### Stated problem
Write out all of the records precisely. Skip anything that is a picture.

### Source records
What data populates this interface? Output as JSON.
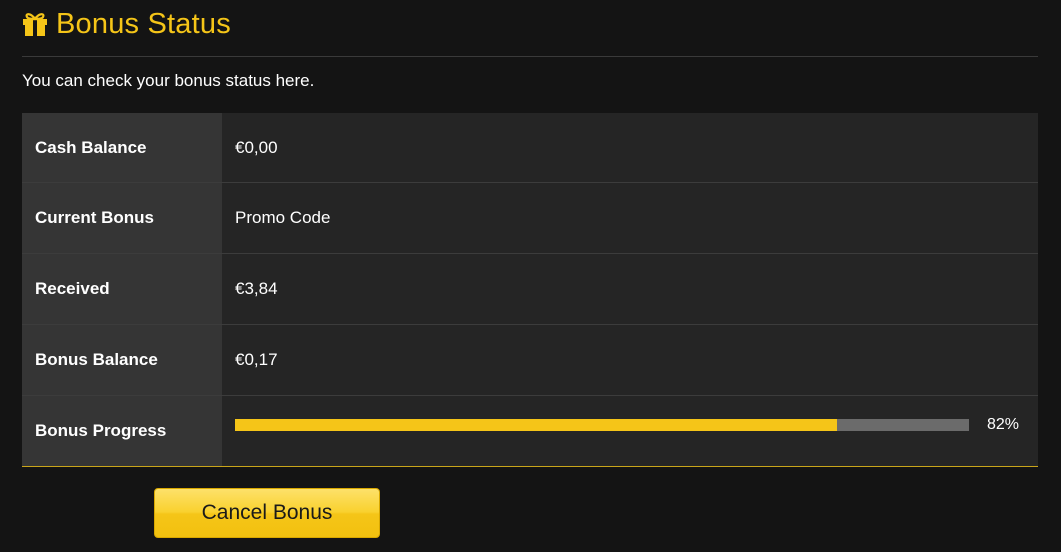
{
  "header": {
    "icon": "gift-icon",
    "title": "Bonus Status"
  },
  "intro_text": "You can check your bonus status here.",
  "rows": [
    {
      "label": "Cash Balance",
      "value": "€0,00"
    },
    {
      "label": "Current Bonus",
      "value": "Promo Code"
    },
    {
      "label": "Received",
      "value": "€3,84"
    },
    {
      "label": "Bonus Balance",
      "value": "€0,17"
    }
  ],
  "progress": {
    "label": "Bonus Progress",
    "percent": 82,
    "percent_text": "82%"
  },
  "actions": {
    "cancel_label": "Cancel Bonus"
  },
  "colors": {
    "accent": "#f5c518",
    "background": "#141414",
    "label_cell": "#353535",
    "value_cell": "#252525",
    "progress_track": "#6b6b6b"
  }
}
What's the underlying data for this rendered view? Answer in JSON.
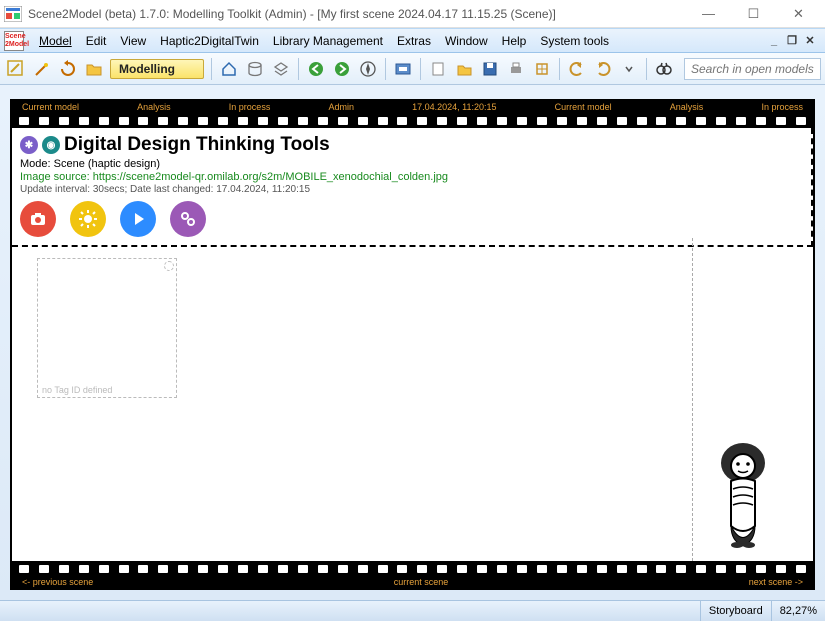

### Written solution
What data populates this interface? Output as JSON.
{
  "header": {
    "icon": "gift-icon",
    "title": "Bonus Status"
  },
  "intro_text": "You can check your bonus status here.",
  "rows": [
    {
      "label": "Cash Balance",
      "value": "€0,00"
    },
    {
      "label": "Current Bonus",
      "value": "Promo Code"
    },
    {
      "label": "Received",
      "value": "€3,84"
    },
    {
      "label": "Bonus Balance",
      "value": "€0,17"
    }
  ],
  "progress": {
    "label": "Bonus Progress",
    "percent": 82,
    "percent_text": "82%"
  },
  "actions": {
    "cancel_label": "Cancel Bonus"
  },
  "colors": {
    "accent": "#f5c518",
    "background": "#141414",
    "label_cell": "#353535",
    "value_cell": "#252525",
    "progress_track": "#6b6b6b"
  }
}
What's the underlying data for this rendered view? Answer in JSON.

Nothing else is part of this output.